• [Given problem]: Transcribe every entry word for word. Skip the pictures.

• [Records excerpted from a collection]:
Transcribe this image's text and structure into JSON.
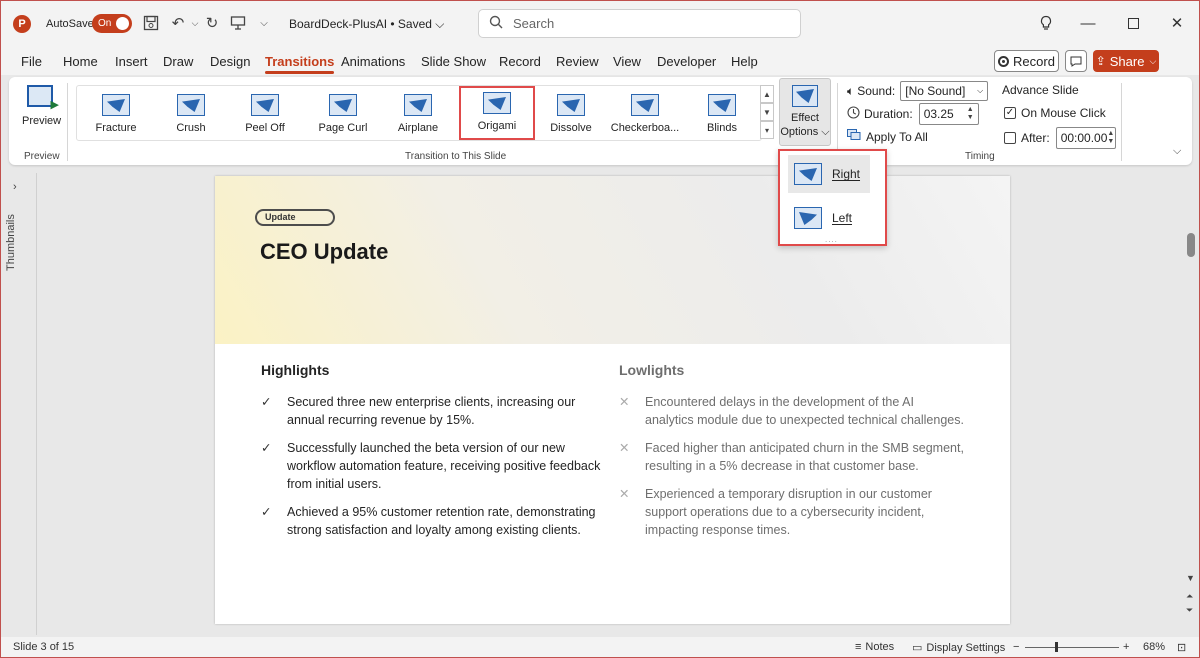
{
  "titlebar": {
    "app_letter": "P",
    "autosave_label": "AutoSave",
    "autosave_state": "On",
    "doc_title": "BoardDeck-PlusAI • Saved ⌵",
    "search_placeholder": "Search"
  },
  "menu": {
    "tabs": [
      "File",
      "Home",
      "Insert",
      "Draw",
      "Design",
      "Transitions",
      "Animations",
      "Slide Show",
      "Record",
      "Review",
      "View",
      "Developer",
      "Help"
    ],
    "active_tab": "Transitions",
    "record_label": "Record",
    "share_label": "Share"
  },
  "ribbon": {
    "preview_label": "Preview",
    "preview_group_label": "Preview",
    "transitions": [
      "Fracture",
      "Crush",
      "Peel Off",
      "Page Curl",
      "Airplane",
      "Origami",
      "Dissolve",
      "Checkerboa...",
      "Blinds"
    ],
    "selected_transition": "Origami",
    "transition_group_label": "Transition to This Slide",
    "effect_options_line1": "Effect",
    "effect_options_line2": "Options ⌵",
    "timing": {
      "sound_label": "Sound:",
      "sound_value": "[No Sound]",
      "duration_label": "Duration:",
      "duration_value": "03.25",
      "apply_all_label": "Apply To All",
      "advance_label": "Advance Slide",
      "on_click_label": "On Mouse Click",
      "on_click_checked": true,
      "after_label": "After:",
      "after_value": "00:00.00",
      "after_checked": false,
      "group_label": "Timing"
    }
  },
  "effect_dropdown": {
    "items": [
      {
        "label": "Right",
        "selected": true
      },
      {
        "label": "Left",
        "selected": false
      }
    ]
  },
  "thumbnails_label": "Thumbnails",
  "slide": {
    "badge": "Update",
    "title": "CEO Update",
    "highlights_heading": "Highlights",
    "lowlights_heading": "Lowlights",
    "highlights": [
      [
        "Secured three new enterprise clients, increasing our",
        "annual recurring revenue by 15%."
      ],
      [
        "Successfully launched the beta version of our new",
        "workflow automation feature, receiving positive feedback",
        "from initial users."
      ],
      [
        "Achieved a 95% customer retention rate, demonstrating",
        "strong satisfaction and loyalty among existing clients."
      ]
    ],
    "lowlights": [
      [
        "Encountered delays in the development of the AI",
        "analytics module due to unexpected technical challenges."
      ],
      [
        "Faced higher than anticipated churn in the SMB segment,",
        "resulting in a 5% decrease in that customer base."
      ],
      [
        "Experienced a temporary disruption in our customer",
        "support operations due to a cybersecurity incident,",
        "impacting response times."
      ]
    ],
    "check_mark": "✓",
    "cross_mark": "✕"
  },
  "status": {
    "slide_counter": "Slide 3 of 15",
    "notes_label": "Notes",
    "display_label": "Display Settings",
    "zoom_minus": "−",
    "zoom_plus": "+",
    "zoom_level": "68%"
  },
  "colors": {
    "accent": "#c43e1c",
    "highlight_box": "#e04a4a",
    "icon_blue": "#2a66b0"
  }
}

• [Response]:
Transcribe this image's text and structure into JSON.
{
  "titlebar": {
    "app_letter": "P",
    "autosave_label": "AutoSave",
    "autosave_state": "On",
    "doc_title": "BoardDeck-PlusAI • Saved ⌵",
    "search_placeholder": "Search"
  },
  "menu": {
    "tabs": [
      "File",
      "Home",
      "Insert",
      "Draw",
      "Design",
      "Transitions",
      "Animations",
      "Slide Show",
      "Record",
      "Review",
      "View",
      "Developer",
      "Help"
    ],
    "active_tab": "Transitions",
    "record_label": "Record",
    "share_label": "Share"
  },
  "ribbon": {
    "preview_label": "Preview",
    "preview_group_label": "Preview",
    "transitions": [
      "Fracture",
      "Crush",
      "Peel Off",
      "Page Curl",
      "Airplane",
      "Origami",
      "Dissolve",
      "Checkerboa...",
      "Blinds"
    ],
    "selected_transition": "Origami",
    "transition_group_label": "Transition to This Slide",
    "effect_options_line1": "Effect",
    "effect_options_line2": "Options ⌵",
    "timing": {
      "sound_label": "Sound:",
      "sound_value": "[No Sound]",
      "duration_label": "Duration:",
      "duration_value": "03.25",
      "apply_all_label": "Apply To All",
      "advance_label": "Advance Slide",
      "on_click_label": "On Mouse Click",
      "on_click_checked": true,
      "after_label": "After:",
      "after_value": "00:00.00",
      "after_checked": false,
      "group_label": "Timing"
    }
  },
  "effect_dropdown": {
    "items": [
      {
        "label": "Right",
        "selected": true
      },
      {
        "label": "Left",
        "selected": false
      }
    ]
  },
  "thumbnails_label": "Thumbnails",
  "slide": {
    "badge": "Update",
    "title": "CEO Update",
    "highlights_heading": "Highlights",
    "lowlights_heading": "Lowlights",
    "highlights": [
      [
        "Secured three new enterprise clients, increasing our",
        "annual recurring revenue by 15%."
      ],
      [
        "Successfully launched the beta version of our new",
        "workflow automation feature, receiving positive feedback",
        "from initial users."
      ],
      [
        "Achieved a 95% customer retention rate, demonstrating",
        "strong satisfaction and loyalty among existing clients."
      ]
    ],
    "lowlights": [
      [
        "Encountered delays in the development of the AI",
        "analytics module due to unexpected technical challenges."
      ],
      [
        "Faced higher than anticipated churn in the SMB segment,",
        "resulting in a 5% decrease in that customer base."
      ],
      [
        "Experienced a temporary disruption in our customer",
        "support operations due to a cybersecurity incident,",
        "impacting response times."
      ]
    ],
    "check_mark": "✓",
    "cross_mark": "✕"
  },
  "status": {
    "slide_counter": "Slide 3 of 15",
    "notes_label": "Notes",
    "display_label": "Display Settings",
    "zoom_minus": "−",
    "zoom_plus": "+",
    "zoom_level": "68%"
  },
  "colors": {
    "accent": "#c43e1c",
    "highlight_box": "#e04a4a",
    "icon_blue": "#2a66b0"
  }
}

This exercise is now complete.